Write out the records below once more, exactly as they stand.

......

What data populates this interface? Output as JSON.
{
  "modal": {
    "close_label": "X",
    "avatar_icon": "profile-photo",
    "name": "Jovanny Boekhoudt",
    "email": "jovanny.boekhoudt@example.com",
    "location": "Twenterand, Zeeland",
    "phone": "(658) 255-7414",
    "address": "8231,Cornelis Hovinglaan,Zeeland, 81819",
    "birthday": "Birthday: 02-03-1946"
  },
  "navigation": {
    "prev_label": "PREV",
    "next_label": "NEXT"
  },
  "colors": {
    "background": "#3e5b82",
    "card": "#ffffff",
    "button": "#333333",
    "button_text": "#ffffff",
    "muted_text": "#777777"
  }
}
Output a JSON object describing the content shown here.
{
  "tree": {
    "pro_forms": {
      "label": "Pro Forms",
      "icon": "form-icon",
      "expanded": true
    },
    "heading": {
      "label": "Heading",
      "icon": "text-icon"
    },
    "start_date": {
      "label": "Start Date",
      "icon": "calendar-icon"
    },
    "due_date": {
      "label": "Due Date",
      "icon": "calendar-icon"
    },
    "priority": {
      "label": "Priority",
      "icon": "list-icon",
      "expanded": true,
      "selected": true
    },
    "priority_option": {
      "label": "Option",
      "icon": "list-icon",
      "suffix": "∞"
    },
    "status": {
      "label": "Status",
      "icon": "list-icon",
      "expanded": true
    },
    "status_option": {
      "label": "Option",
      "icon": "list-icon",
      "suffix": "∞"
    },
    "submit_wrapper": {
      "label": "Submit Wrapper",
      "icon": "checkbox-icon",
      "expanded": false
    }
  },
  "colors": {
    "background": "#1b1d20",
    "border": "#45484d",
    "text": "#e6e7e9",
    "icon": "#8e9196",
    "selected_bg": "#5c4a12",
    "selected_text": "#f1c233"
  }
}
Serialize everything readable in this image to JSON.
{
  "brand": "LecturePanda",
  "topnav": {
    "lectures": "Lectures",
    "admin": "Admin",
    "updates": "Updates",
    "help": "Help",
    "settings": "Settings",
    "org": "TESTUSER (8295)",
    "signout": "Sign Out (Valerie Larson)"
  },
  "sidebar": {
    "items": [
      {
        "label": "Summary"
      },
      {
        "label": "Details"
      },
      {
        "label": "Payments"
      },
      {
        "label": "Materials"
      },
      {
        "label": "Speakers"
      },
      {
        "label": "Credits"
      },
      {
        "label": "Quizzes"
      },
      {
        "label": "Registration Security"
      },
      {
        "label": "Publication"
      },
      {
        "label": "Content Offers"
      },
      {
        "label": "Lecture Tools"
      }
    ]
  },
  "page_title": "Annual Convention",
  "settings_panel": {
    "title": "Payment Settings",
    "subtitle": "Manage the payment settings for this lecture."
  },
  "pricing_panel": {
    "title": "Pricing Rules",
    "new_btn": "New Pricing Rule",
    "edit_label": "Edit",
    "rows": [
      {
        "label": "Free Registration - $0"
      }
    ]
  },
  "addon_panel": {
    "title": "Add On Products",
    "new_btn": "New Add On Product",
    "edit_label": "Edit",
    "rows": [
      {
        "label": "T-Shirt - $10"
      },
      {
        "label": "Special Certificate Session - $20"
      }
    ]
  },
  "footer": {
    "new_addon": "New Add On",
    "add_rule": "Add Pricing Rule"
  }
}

......

Expected answer ::
What data populates this interface? Output as JSON.
{
  "modal": {
    "close_label": "X",
    "avatar_icon": "profile-photo",
    "name": "Jovanny Boekhoudt",
    "email": "jovanny.boekhoudt@example.com",
    "location": "Twenterand, Zeeland",
    "phone": "(658) 255-7414",
    "address": "8231,Cornelis Hovinglaan,Zeeland, 81819",
    "birthday": "Birthday: 02-03-1946"
  },
  "navigation": {
    "prev_label": "PREV",
    "next_label": "NEXT"
  },
  "colors": {
    "background": "#3e5b82",
    "card": "#ffffff",
    "button": "#333333",
    "button_text": "#ffffff",
    "muted_text": "#777777"
  }
}
Output a JSON object describing the content shown here.
{
  "tree": {
    "pro_forms": {
      "label": "Pro Forms",
      "icon": "form-icon",
      "expanded": true
    },
    "heading": {
      "label": "Heading",
      "icon": "text-icon"
    },
    "start_date": {
      "label": "Start Date",
      "icon": "calendar-icon"
    },
    "due_date": {
      "label": "Due Date",
      "icon": "calendar-icon"
    },
    "priority": {
      "label": "Priority",
      "icon": "list-icon",
      "expanded": true,
      "selected": true
    },
    "priority_option": {
      "label": "Option",
      "icon": "list-icon",
      "suffix": "∞"
    },
    "status": {
      "label": "Status",
      "icon": "list-icon",
      "expanded": true
    },
    "status_option": {
      "label": "Option",
      "icon": "list-icon",
      "suffix": "∞"
    },
    "submit_wrapper": {
      "label": "Submit Wrapper",
      "icon": "checkbox-icon",
      "expanded": false
    }
  },
  "colors": {
    "background": "#1b1d20",
    "border": "#45484d",
    "text": "#e6e7e9",
    "icon": "#8e9196",
    "selected_bg": "#5c4a12",
    "selected_text": "#f1c233"
  }
}
Serialize everything readable in this image to JSON.
{
  "brand": "LecturePanda",
  "topnav": {
    "lectures": "Lectures",
    "admin": "Admin",
    "updates": "Updates",
    "help": "Help",
    "settings": "Settings",
    "org": "TESTUSER (8295)",
    "signout": "Sign Out (Valerie Larson)"
  },
  "sidebar": {
    "items": [
      {
        "label": "Summary"
      },
      {
        "label": "Details"
      },
      {
        "label": "Payments"
      },
      {
        "label": "Materials"
      },
      {
        "label": "Speakers"
      },
      {
        "label": "Credits"
      },
      {
        "label": "Quizzes"
      },
      {
        "label": "Registration Security"
      },
      {
        "label": "Publication"
      },
      {
        "label": "Content Offers"
      },
      {
        "label": "Lecture Tools"
      }
    ]
  },
  "page_title": "Annual Convention",
  "settings_panel": {
    "title": "Payment Settings",
    "subtitle": "Manage the payment settings for this lecture."
  },
  "pricing_panel": {
    "title": "Pricing Rules",
    "new_btn": "New Pricing Rule",
    "edit_label": "Edit",
    "rows": [
      {
        "label": "Free Registration - $0"
      }
    ]
  },
  "addon_panel": {
    "title": "Add On Products",
    "new_btn": "New Add On Product",
    "edit_label": "Edit",
    "rows": [
      {
        "label": "T-Shirt - $10"
      },
      {
        "label": "Special Certificate Session - $20"
      }
    ]
  },
  "footer": {
    "new_addon": "New Add On",
    "add_rule": "Add Pricing Rule"
  }
}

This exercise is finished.